= To be done =
Search the records for "участвующей" and copy each line that holds it.

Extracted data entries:

..........

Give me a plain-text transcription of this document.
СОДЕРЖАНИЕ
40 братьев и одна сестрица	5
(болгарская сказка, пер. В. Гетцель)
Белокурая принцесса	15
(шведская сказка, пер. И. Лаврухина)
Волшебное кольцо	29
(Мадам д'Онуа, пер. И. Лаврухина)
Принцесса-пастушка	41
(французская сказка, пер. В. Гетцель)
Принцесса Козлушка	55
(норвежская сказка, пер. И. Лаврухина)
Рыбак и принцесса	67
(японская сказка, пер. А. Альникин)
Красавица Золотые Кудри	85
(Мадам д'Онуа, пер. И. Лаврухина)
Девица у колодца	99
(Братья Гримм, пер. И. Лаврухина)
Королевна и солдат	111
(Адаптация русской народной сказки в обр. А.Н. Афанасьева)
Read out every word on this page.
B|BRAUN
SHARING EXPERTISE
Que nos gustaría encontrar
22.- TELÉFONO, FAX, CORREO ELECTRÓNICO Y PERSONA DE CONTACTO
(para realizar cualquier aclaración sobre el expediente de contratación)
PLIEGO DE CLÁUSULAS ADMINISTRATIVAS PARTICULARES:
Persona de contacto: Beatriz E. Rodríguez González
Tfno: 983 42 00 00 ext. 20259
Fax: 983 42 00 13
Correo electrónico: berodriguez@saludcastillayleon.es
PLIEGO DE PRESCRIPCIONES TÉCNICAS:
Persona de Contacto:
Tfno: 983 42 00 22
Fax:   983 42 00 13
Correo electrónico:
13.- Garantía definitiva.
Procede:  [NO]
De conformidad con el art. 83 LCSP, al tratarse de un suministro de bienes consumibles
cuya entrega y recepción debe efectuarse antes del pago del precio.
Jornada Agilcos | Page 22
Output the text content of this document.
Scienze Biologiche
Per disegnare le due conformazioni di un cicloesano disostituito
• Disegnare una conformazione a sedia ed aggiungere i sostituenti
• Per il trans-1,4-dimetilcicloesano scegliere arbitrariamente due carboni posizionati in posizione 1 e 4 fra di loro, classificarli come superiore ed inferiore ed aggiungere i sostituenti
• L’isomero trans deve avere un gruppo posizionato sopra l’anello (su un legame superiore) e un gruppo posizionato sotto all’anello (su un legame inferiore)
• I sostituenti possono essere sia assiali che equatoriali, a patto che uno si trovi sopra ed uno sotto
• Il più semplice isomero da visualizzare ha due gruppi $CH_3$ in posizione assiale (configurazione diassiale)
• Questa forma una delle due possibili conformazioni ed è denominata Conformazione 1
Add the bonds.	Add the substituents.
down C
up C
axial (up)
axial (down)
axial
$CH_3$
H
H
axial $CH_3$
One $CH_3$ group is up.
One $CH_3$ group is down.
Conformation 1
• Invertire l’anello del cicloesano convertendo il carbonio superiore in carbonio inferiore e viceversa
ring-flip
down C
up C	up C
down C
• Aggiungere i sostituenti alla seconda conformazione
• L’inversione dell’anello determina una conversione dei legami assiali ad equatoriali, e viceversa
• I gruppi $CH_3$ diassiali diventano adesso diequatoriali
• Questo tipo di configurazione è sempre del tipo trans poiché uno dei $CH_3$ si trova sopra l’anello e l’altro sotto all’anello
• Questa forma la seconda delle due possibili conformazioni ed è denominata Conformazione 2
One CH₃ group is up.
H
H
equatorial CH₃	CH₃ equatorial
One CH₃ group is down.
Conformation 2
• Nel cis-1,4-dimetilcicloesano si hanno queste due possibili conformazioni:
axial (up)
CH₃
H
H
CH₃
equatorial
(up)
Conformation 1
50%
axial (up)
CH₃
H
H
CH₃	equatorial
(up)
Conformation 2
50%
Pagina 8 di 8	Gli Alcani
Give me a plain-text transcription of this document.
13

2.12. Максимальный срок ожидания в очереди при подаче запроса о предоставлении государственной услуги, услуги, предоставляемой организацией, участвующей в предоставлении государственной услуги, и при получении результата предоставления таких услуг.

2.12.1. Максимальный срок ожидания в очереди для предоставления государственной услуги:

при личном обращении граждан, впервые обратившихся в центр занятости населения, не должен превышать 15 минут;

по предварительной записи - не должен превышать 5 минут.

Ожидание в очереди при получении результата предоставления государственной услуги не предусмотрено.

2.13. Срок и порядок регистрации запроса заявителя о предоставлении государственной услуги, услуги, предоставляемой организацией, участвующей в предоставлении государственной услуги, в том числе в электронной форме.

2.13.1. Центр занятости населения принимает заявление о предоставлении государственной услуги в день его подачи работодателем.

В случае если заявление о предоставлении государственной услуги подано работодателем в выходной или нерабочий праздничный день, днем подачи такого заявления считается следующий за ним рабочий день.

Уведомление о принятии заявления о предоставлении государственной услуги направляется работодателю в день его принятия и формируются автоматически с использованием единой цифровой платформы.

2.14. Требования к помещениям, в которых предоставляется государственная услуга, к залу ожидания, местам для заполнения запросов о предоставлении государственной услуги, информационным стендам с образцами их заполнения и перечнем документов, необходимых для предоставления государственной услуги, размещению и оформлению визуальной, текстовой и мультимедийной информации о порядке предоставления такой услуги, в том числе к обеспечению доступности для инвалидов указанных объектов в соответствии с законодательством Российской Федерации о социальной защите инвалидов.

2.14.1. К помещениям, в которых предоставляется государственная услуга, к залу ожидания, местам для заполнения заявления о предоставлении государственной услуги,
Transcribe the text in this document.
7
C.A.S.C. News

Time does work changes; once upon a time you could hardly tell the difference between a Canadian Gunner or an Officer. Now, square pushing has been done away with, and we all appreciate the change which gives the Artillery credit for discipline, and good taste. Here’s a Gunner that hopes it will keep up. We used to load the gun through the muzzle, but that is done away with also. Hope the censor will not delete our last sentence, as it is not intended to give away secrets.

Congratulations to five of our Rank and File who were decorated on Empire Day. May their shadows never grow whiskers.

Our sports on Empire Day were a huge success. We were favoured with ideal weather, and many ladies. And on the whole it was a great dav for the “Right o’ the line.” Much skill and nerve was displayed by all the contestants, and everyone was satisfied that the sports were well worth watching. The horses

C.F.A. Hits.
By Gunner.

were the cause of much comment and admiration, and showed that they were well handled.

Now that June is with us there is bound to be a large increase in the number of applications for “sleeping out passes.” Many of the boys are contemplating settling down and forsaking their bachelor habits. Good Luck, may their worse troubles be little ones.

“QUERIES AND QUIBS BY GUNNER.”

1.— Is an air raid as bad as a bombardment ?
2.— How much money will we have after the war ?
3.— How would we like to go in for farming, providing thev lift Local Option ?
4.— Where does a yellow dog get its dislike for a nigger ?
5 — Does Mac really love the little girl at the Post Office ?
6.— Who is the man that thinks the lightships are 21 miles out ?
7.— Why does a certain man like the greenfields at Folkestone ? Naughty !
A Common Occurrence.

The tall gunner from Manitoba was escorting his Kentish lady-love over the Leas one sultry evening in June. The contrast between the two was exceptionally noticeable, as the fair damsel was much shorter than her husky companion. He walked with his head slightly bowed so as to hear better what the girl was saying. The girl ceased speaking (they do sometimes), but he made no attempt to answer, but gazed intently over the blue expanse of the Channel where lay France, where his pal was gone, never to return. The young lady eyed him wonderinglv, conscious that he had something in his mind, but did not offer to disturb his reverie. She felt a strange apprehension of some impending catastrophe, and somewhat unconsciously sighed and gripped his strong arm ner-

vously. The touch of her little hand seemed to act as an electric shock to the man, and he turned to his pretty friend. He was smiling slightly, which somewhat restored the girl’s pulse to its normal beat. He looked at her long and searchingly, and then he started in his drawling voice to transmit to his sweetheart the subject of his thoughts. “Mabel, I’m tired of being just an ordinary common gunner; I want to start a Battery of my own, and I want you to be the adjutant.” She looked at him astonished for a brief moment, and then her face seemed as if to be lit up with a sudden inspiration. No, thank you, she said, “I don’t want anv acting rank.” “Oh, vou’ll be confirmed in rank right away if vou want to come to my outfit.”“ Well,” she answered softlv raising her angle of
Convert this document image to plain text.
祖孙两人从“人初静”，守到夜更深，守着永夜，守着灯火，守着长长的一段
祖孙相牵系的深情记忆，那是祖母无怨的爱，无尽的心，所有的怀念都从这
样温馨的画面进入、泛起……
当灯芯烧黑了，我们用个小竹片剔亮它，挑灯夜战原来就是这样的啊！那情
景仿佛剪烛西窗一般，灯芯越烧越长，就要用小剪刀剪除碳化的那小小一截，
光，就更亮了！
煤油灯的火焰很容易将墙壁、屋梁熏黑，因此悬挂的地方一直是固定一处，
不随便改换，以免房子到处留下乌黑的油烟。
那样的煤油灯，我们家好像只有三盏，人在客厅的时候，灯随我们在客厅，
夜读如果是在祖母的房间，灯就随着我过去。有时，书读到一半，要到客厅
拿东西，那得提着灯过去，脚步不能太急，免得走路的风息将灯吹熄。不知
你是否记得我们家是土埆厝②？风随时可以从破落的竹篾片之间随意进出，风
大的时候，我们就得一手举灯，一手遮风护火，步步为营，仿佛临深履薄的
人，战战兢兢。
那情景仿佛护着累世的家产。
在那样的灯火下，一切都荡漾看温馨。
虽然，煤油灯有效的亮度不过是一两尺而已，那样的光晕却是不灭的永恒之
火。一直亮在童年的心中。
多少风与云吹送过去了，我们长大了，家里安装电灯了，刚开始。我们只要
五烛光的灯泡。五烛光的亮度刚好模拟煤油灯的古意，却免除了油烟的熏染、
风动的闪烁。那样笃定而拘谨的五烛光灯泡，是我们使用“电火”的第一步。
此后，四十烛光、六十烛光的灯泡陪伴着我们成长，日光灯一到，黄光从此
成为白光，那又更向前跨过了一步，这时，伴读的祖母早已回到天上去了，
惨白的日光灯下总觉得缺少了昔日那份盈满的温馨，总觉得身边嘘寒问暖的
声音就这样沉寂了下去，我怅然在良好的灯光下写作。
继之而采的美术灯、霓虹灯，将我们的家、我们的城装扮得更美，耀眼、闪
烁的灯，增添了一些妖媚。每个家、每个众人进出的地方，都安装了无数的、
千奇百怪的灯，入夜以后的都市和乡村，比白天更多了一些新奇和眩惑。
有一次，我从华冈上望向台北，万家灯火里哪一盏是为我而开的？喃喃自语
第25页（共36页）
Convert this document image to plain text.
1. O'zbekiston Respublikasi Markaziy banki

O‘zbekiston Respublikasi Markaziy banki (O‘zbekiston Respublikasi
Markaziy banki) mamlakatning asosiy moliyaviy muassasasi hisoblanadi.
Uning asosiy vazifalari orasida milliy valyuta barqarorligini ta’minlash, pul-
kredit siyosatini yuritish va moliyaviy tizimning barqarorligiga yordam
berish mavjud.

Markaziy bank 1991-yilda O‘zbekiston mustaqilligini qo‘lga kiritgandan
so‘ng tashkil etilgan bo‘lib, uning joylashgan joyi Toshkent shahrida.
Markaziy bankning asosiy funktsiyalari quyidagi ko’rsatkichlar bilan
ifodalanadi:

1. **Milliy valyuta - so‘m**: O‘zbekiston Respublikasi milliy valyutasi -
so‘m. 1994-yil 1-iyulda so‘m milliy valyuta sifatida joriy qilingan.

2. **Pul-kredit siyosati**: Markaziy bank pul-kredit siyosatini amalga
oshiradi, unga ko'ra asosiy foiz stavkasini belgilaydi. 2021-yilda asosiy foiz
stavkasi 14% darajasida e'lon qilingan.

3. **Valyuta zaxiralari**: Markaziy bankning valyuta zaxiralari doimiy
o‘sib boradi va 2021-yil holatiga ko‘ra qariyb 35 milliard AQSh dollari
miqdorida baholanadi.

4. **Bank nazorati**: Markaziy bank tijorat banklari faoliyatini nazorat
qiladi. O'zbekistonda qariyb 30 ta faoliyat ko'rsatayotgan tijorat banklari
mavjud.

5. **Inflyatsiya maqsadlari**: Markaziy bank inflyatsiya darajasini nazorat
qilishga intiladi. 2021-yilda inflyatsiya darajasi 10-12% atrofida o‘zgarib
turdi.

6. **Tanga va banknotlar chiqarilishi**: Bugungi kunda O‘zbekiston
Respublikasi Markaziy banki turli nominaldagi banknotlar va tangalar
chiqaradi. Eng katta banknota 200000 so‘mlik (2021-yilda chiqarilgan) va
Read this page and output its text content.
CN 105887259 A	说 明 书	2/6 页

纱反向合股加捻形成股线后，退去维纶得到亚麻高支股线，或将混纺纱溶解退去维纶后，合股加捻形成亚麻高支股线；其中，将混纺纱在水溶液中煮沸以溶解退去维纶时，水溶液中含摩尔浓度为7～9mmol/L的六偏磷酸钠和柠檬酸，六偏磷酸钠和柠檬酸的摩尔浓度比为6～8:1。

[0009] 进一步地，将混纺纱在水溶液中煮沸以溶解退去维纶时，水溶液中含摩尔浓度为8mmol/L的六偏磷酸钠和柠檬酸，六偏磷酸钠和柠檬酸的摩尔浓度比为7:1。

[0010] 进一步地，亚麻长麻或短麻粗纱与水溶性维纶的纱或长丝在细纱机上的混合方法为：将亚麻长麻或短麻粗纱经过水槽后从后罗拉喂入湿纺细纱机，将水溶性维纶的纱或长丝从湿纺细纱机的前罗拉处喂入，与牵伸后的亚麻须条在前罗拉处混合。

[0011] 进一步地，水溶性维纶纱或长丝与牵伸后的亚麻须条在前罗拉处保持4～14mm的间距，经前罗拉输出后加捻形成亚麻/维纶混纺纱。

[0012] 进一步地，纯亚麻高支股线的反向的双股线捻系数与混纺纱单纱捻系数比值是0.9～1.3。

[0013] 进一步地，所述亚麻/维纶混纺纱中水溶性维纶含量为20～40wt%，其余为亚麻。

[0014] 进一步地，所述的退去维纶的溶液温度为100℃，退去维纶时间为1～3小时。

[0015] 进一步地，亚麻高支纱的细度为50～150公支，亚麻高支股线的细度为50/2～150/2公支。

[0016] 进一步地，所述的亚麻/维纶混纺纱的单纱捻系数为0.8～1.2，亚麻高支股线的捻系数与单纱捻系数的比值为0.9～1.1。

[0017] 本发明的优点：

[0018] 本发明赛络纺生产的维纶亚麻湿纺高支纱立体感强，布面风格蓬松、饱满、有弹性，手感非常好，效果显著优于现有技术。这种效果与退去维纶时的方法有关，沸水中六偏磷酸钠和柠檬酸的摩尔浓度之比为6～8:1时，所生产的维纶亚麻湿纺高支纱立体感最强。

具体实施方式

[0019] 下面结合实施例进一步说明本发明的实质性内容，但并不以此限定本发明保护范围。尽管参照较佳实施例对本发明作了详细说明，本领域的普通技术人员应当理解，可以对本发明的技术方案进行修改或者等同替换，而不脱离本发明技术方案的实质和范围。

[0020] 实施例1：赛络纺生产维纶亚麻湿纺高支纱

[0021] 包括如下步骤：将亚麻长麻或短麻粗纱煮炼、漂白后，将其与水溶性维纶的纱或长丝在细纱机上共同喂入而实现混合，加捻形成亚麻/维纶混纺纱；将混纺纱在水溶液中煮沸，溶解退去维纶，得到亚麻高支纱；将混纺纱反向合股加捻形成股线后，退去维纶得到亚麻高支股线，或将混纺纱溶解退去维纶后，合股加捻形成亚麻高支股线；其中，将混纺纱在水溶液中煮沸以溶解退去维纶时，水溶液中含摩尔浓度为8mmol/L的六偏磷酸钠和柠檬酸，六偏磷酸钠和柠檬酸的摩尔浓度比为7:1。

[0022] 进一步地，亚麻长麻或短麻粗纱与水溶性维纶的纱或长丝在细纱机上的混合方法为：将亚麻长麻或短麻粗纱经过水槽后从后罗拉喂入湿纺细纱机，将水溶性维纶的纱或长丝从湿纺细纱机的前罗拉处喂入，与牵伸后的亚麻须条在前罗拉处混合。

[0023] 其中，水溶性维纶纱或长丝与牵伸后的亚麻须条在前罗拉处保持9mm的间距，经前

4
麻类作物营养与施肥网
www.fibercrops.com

..........

= Solution below =
2.12. Максимальный срок ожидания в очереди при подаче запроса о предоставлении государственной услуги, услуги, предоставляемой организацией, участвующей в предоставлении государственной услуги, и при получении результата предоставления таких услуг.
2.13. Срок и порядок регистрации запроса заявителя о предоставлении государственной услуги, услуги, предоставляемой организацией, участвующей в предоставлении государственной услуги, в том числе в электронной форме.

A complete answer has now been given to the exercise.